__Written task__. Reproduce the listing exactly and skip over any pictures.

__Record extracts__.
━━━━━━━━━━━━━━━━

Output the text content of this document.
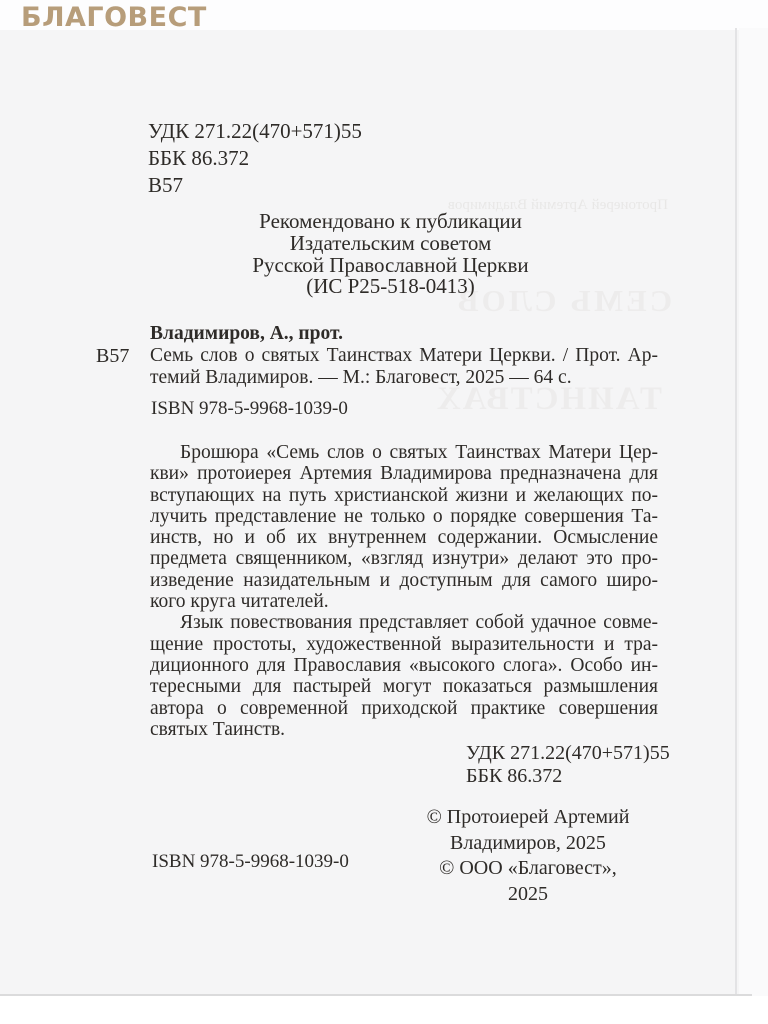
БЛАГОВЕСТ
Протоиерей Артемий Владимиров
СЕМЬ СЛОВ
ТАИНСТВАХ
УДК 271.22(470+571)55
ББК 86.372
В57
Рекомендовано к публикации
Издательским советом
Русской Православной Церкви
(ИС Р25-518-0413)
Владимиров, А., прот.
В57 Семь слов о святых Таинствах Матери Церкви. / Прот. Ар-
темий Владимиров. — М.: Благовест, 2025 — 64 с.
ISBN 978-5-9968-1039-0
Брошюра «Семь слов о святых Таинствах Матери Цер-
кви» протоиерея Артемия Владимирова предназначена для
вступающих на путь христианской жизни и желающих по-
лучить представление не только о порядке совершения Та-
инств, но и об их внутреннем содержании. Осмысление
предмета священником, «взгляд изнутри» делают это про-
изведение назидательным и доступным для самого широ-
кого круга читателей.
Язык повествования представляет собой удачное совме-
щение простоты, художественной выразительности и тра-
диционного для Православия «высокого слога». Особо ин-
тересными для пастырей могут показаться размышления
автора о современной приходской практике совершения
святых Таинств.
УДК 271.22(470+571)55
ББК 86.372
© Протоиерей Артемий
Владимиров, 2025
© ООО «Благовест», 2025
ISBN 978-5-9968-1039-0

━━━━━━━━━━━━━━━━

__Answer for the task__.
Output the text content of this document.
БЛАГОВЕСТ
Протоиерей Артемий Владимиров
СЕМЬ СЛОВ
ТАИНСТВАХ
УДК 271.22(470+571)55
ББК 86.372
В57
Рекомендовано к публикации
Издательским советом
Русской Православной Церкви
(ИС Р25-518-0413)
Владимиров, А., прот.
В57 Семь слов о святых Таинствах Матери Церкви. / Прот. Ар-
темий Владимиров. — М.: Благовест, 2025 — 64 с.
ISBN 978-5-9968-1039-0
Брошюра «Семь слов о святых Таинствах Матери Цер-
кви» протоиерея Артемия Владимирова предназначена для
вступающих на путь христианской жизни и желающих по-
лучить представление не только о порядке совершения Та-
инств, но и об их внутреннем содержании. Осмысление
предмета священником, «взгляд изнутри» делают это про-
изведение назидательным и доступным для самого широ-
кого круга читателей.
Язык повествования представляет собой удачное совме-
щение простоты, художественной выразительности и тра-
диционного для Православия «высокого слога». Особо ин-
тересными для пастырей могут показаться размышления
автора о современной приходской практике совершения
святых Таинств.
УДК 271.22(470+571)55
ББК 86.372
© Протоиерей Артемий
Владимиров, 2025
© ООО «Благовест», 2025
ISBN 978-5-9968-1039-0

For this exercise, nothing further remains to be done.